> [Problem to solve]
Set the material down again exactly, line by line, skipping each picture.

> [Supplied data]
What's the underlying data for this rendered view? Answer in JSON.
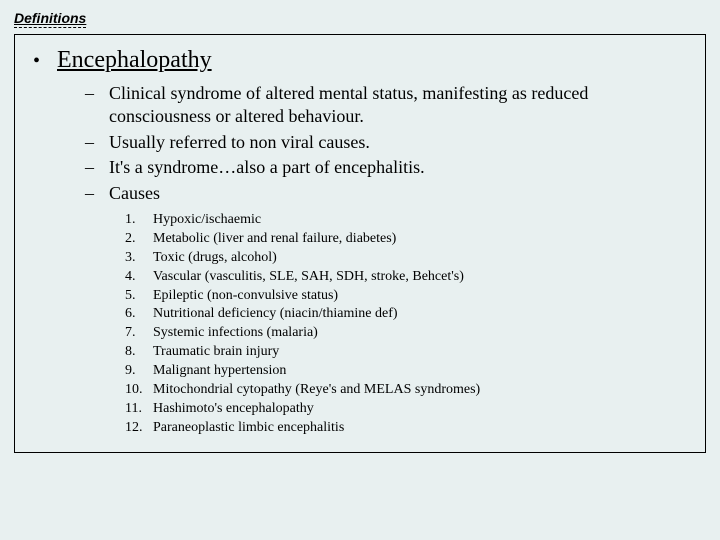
{
  "title": "Definitions",
  "term": "Encephalopathy",
  "bullet_char": "•",
  "dash_char": "–",
  "sub_items": [
    "Clinical syndrome of altered mental status, manifesting as reduced consciousness or altered behaviour.",
    "Usually referred to non viral causes.",
    "It's a syndrome…also a part of encephalitis.",
    "Causes"
  ],
  "numbered": [
    {
      "n": "1.",
      "text": "Hypoxic/ischaemic"
    },
    {
      "n": "2.",
      "text": "Metabolic (liver and renal failure, diabetes)"
    },
    {
      "n": "3.",
      "text": "Toxic (drugs, alcohol)"
    },
    {
      "n": "4.",
      "text": "Vascular (vasculitis, SLE, SAH, SDH, stroke, Behcet's)"
    },
    {
      "n": "5.",
      "text": "Epileptic (non-convulsive status)"
    },
    {
      "n": "6.",
      "text": "Nutritional deficiency (niacin/thiamine def)"
    },
    {
      "n": "7.",
      "text": "Systemic infections (malaria)"
    },
    {
      "n": "8.",
      "text": "Traumatic brain injury"
    },
    {
      "n": "9.",
      "text": "Malignant hypertension"
    },
    {
      "n": "10.",
      "text": "Mitochondrial cytopathy (Reye's and MELAS syndromes)"
    },
    {
      "n": "11.",
      "text": "Hashimoto's encephalopathy"
    },
    {
      "n": "12.",
      "text": "Paraneoplastic limbic encephalitis"
    }
  ],
  "colors": {
    "background": "#e8f0f0",
    "text": "#000000",
    "border": "#000000"
  },
  "fonts": {
    "title_family": "Arial",
    "body_family": "Times New Roman",
    "title_size_pt": 11,
    "term_size_pt": 18,
    "sub_size_pt": 14,
    "num_size_pt": 11
  }
}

> [Result of the exercise]
What's the underlying data for this rendered view? Answer in JSON.
{
  "title": "Definitions",
  "term": "Encephalopathy",
  "bullet_char": "•",
  "dash_char": "–",
  "sub_items": [
    "Clinical syndrome of altered mental status, manifesting as reduced consciousness or altered behaviour.",
    "Usually referred to non viral causes.",
    "It's a syndrome…also a part of encephalitis.",
    "Causes"
  ],
  "numbered": [
    {
      "n": "1.",
      "text": "Hypoxic/ischaemic"
    },
    {
      "n": "2.",
      "text": "Metabolic (liver and renal failure, diabetes)"
    },
    {
      "n": "3.",
      "text": "Toxic (drugs, alcohol)"
    },
    {
      "n": "4.",
      "text": "Vascular (vasculitis, SLE, SAH, SDH, stroke, Behcet's)"
    },
    {
      "n": "5.",
      "text": "Epileptic (non-convulsive status)"
    },
    {
      "n": "6.",
      "text": "Nutritional deficiency (niacin/thiamine def)"
    },
    {
      "n": "7.",
      "text": "Systemic infections (malaria)"
    },
    {
      "n": "8.",
      "text": "Traumatic brain injury"
    },
    {
      "n": "9.",
      "text": "Malignant hypertension"
    },
    {
      "n": "10.",
      "text": "Mitochondrial cytopathy (Reye's and MELAS syndromes)"
    },
    {
      "n": "11.",
      "text": "Hashimoto's encephalopathy"
    },
    {
      "n": "12.",
      "text": "Paraneoplastic limbic encephalitis"
    }
  ],
  "colors": {
    "background": "#e8f0f0",
    "text": "#000000",
    "border": "#000000"
  },
  "fonts": {
    "title_family": "Arial",
    "body_family": "Times New Roman",
    "title_size_pt": 11,
    "term_size_pt": 18,
    "sub_size_pt": 14,
    "num_size_pt": 11
  }
}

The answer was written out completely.